* Records for the task *
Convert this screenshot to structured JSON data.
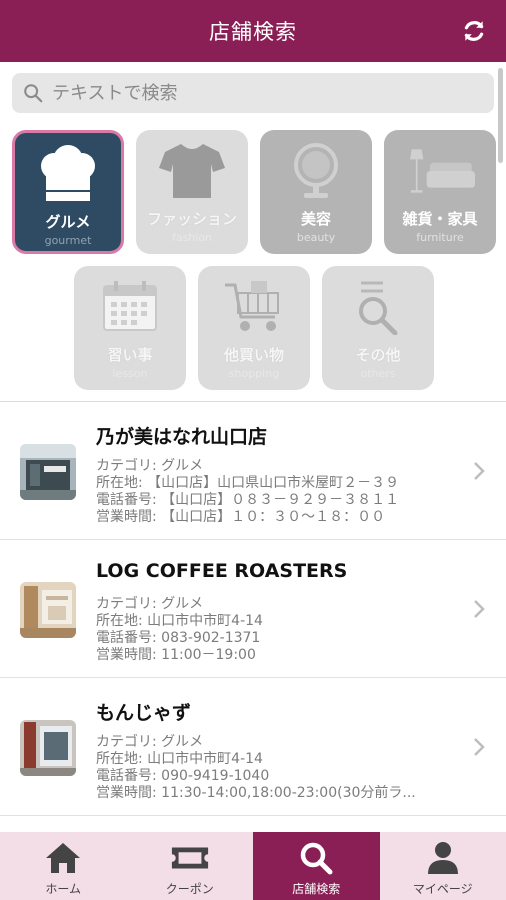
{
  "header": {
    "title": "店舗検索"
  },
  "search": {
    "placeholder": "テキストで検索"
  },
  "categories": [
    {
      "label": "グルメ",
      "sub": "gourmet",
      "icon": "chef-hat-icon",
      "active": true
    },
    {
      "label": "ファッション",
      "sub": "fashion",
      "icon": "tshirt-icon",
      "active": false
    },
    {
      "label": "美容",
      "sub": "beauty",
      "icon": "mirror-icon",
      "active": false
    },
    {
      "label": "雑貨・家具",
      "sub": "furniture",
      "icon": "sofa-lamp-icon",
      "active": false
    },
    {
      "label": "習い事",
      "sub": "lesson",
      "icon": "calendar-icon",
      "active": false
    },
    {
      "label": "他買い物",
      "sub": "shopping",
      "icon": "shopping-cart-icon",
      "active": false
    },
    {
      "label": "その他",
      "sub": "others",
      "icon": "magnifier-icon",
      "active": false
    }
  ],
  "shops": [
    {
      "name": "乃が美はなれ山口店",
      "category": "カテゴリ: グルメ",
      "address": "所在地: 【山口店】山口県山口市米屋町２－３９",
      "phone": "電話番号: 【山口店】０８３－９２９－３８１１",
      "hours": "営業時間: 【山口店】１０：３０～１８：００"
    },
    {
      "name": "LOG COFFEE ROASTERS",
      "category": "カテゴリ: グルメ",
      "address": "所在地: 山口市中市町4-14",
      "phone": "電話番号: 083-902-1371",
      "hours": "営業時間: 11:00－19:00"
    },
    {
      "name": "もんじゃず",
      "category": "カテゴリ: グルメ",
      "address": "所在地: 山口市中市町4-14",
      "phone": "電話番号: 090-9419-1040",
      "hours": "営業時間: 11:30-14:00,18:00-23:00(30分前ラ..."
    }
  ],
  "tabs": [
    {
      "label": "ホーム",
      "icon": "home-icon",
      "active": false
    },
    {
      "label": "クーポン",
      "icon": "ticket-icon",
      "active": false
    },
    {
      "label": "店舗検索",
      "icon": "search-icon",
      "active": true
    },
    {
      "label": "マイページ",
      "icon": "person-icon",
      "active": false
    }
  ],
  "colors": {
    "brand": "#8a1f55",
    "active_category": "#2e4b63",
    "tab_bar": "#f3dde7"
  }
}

* Given task *
Of the lines above, how many include the word "name"? Reply with the number alone.

* Task result *
3